↓↓↓
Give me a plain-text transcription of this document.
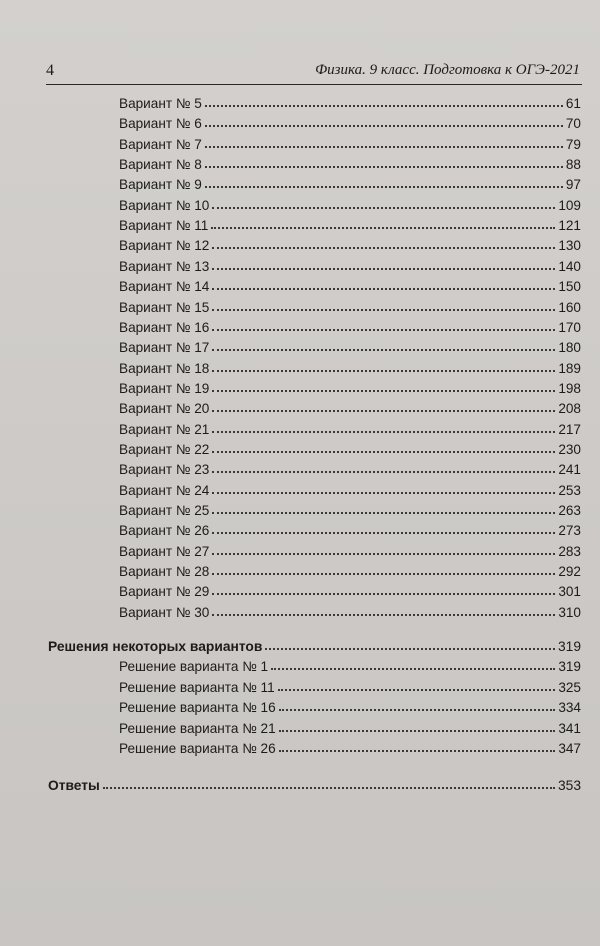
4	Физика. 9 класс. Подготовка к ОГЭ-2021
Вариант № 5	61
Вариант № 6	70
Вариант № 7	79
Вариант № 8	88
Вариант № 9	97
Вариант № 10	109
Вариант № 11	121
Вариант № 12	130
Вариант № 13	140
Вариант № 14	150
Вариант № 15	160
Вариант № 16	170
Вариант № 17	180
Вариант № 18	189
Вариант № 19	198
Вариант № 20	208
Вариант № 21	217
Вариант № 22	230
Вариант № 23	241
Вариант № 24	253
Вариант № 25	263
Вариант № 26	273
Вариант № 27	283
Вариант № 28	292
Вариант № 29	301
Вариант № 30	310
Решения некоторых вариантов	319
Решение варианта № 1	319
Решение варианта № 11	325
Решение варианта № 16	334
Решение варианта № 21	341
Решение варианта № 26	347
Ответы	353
↑↑↑
The exercise ▸
Leave out the pictures and copy everything else in the records word for word.

Complete response ▸
Give me a plain-text transcription of this document.
4	Физика. 9 класс. Подготовка к ОГЭ-2021
Вариант № 5	61
Вариант № 6	70
Вариант № 7	79
Вариант № 8	88
Вариант № 9	97
Вариант № 10	109
Вариант № 11	121
Вариант № 12	130
Вариант № 13	140
Вариант № 14	150
Вариант № 15	160
Вариант № 16	170
Вариант № 17	180
Вариант № 18	189
Вариант № 19	198
Вариант № 20	208
Вариант № 21	217
Вариант № 22	230
Вариант № 23	241
Вариант № 24	253
Вариант № 25	263
Вариант № 26	273
Вариант № 27	283
Вариант № 28	292
Вариант № 29	301
Вариант № 30	310
Решения некоторых вариантов	319
Решение варианта № 1	319
Решение варианта № 11	325
Решение варианта № 16	334
Решение варианта № 21	341
Решение варианта № 26	347
Ответы	353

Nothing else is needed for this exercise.